:: Short exercise ::
Return the whole listing, line for line, without the pictures in it.

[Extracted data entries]
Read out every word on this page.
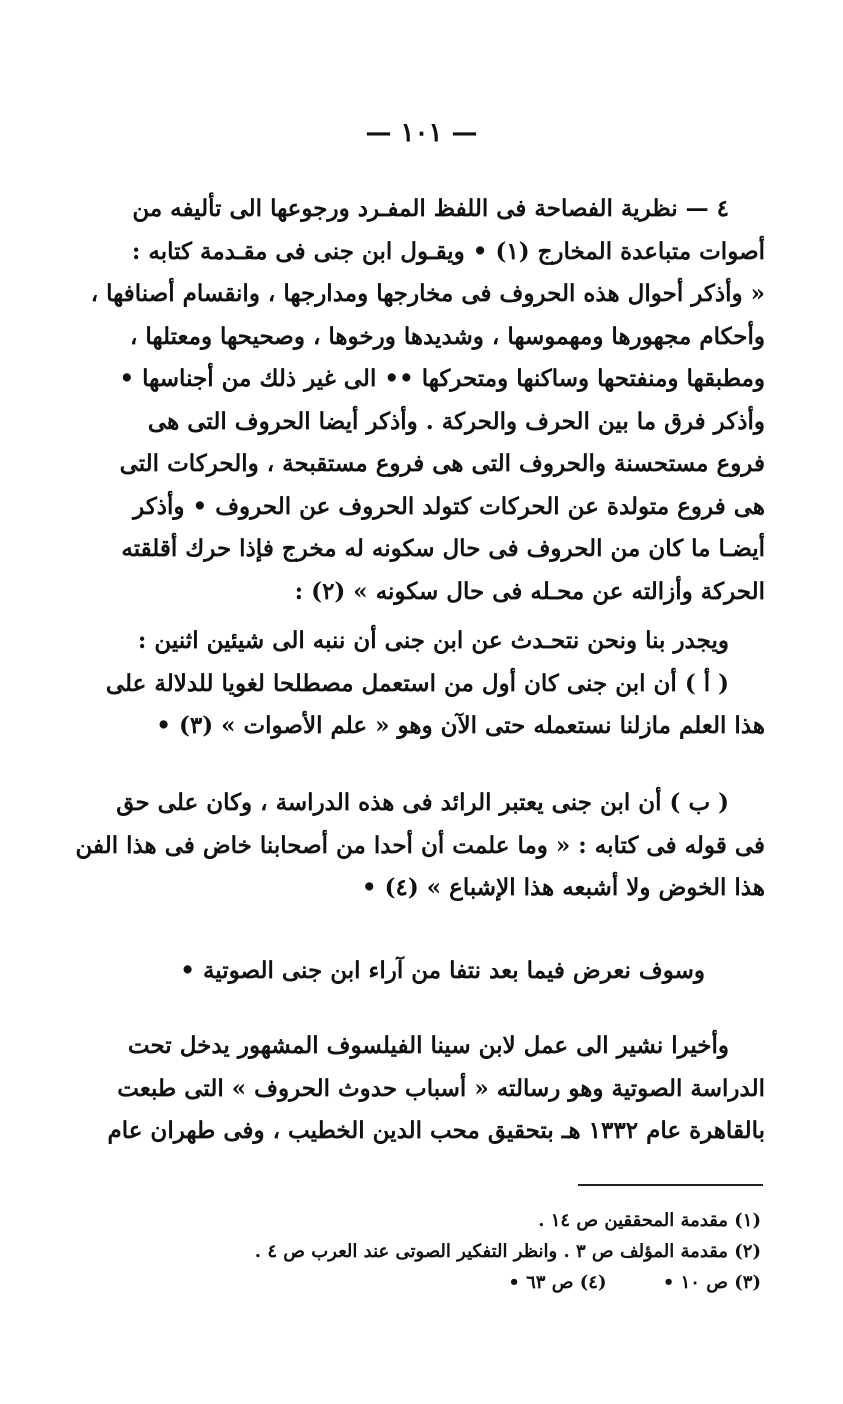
— ١٠١ —
٤ — نظرية الفصاحة فى اللفظ المفـرد ورجوعها الى تأليفه من
أصوات متباعدة المخارج (١) • ويقـول ابن جنى فى مقـدمة كتابه :
« وأذكر أحوال هذه الحروف فى مخارجها ومدارجها ، وانقسام أصنافها ،
وأحكام مجهورها ومهموسها ، وشديدها ورخوها ، وصحيحها ومعتلها ،
ومطبقها ومنفتحها وساكنها ومتحركها •• الى غير ذلك من أجناسها •
وأذكر فرق ما بين الحرف والحركة . وأذكر أيضا الحروف التى هى
فروع مستحسنة والحروف التى هى فروع مستقبحة ، والحركات التى
هى فروع متولدة عن الحركات كتولد الحروف عن الحروف • وأذكر
أيضـا ما كان من الحروف فى حال سكونه له مخرج فإذا حرك أقلقته
الحركة وأزالته عن محـله فى حال سكونه » (٢) :
ويجدر بنا ونحن نتحـدث عن ابن جنى أن ننبه الى شيئين اثنين :
( أ ) أن ابن جنى كان أول من استعمل مصطلحا لغويا للدلالة على
هذا العلم مازلنا نستعمله حتى الآن وهو « علم الأصوات » (٣) •
( ب ) أن ابن جنى يعتبر الرائد فى هذه الدراسة ، وكان على حق
فى قوله فى كتابه : « وما علمت أن أحدا من أصحابنا خاض فى هذا الفن
هذا الخوض ولا أشبعه هذا الإشباع » (٤) •
وسوف نعرض فيما بعد نتفا من آراء ابن جنى الصوتية •
وأخيرا نشير الى عمل لابن سينا الفيلسوف المشهور يدخل تحت
الدراسة الصوتية وهو رسالته « أسباب حدوث الحروف » التى طبعت
بالقاهرة عام ١٣٣٢ هـ بتحقيق محب الدين الخطيب ، وفى طهران عام
(١) مقدمة المحققين ص ١٤ .
(٢) مقدمة المؤلف ص ٣ . وانظر التفكير الصوتى عند العرب ص ٤ .
(٣) ص ١٠ •         (٤) ص ٦٣ •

:: Response for this exercise ::
Read out every word on this page.
— ١٠١ —
٤ — نظرية الفصاحة فى اللفظ المفـرد ورجوعها الى تأليفه من
أصوات متباعدة المخارج (١) • ويقـول ابن جنى فى مقـدمة كتابه :
« وأذكر أحوال هذه الحروف فى مخارجها ومدارجها ، وانقسام أصنافها ،
وأحكام مجهورها ومهموسها ، وشديدها ورخوها ، وصحيحها ومعتلها ،
ومطبقها ومنفتحها وساكنها ومتحركها •• الى غير ذلك من أجناسها •
وأذكر فرق ما بين الحرف والحركة . وأذكر أيضا الحروف التى هى
فروع مستحسنة والحروف التى هى فروع مستقبحة ، والحركات التى
هى فروع متولدة عن الحركات كتولد الحروف عن الحروف • وأذكر
أيضـا ما كان من الحروف فى حال سكونه له مخرج فإذا حرك أقلقته
الحركة وأزالته عن محـله فى حال سكونه » (٢) :
ويجدر بنا ونحن نتحـدث عن ابن جنى أن ننبه الى شيئين اثنين :
( أ ) أن ابن جنى كان أول من استعمل مصطلحا لغويا للدلالة على
هذا العلم مازلنا نستعمله حتى الآن وهو « علم الأصوات » (٣) •
( ب ) أن ابن جنى يعتبر الرائد فى هذه الدراسة ، وكان على حق
فى قوله فى كتابه : « وما علمت أن أحدا من أصحابنا خاض فى هذا الفن
هذا الخوض ولا أشبعه هذا الإشباع » (٤) •
وسوف نعرض فيما بعد نتفا من آراء ابن جنى الصوتية •
وأخيرا نشير الى عمل لابن سينا الفيلسوف المشهور يدخل تحت
الدراسة الصوتية وهو رسالته « أسباب حدوث الحروف » التى طبعت
بالقاهرة عام ١٣٣٢ هـ بتحقيق محب الدين الخطيب ، وفى طهران عام
(١) مقدمة المحققين ص ١٤ .
(٢) مقدمة المؤلف ص ٣ . وانظر التفكير الصوتى عند العرب ص ٤ .
(٣) ص ١٠ •         (٤) ص ٦٣ •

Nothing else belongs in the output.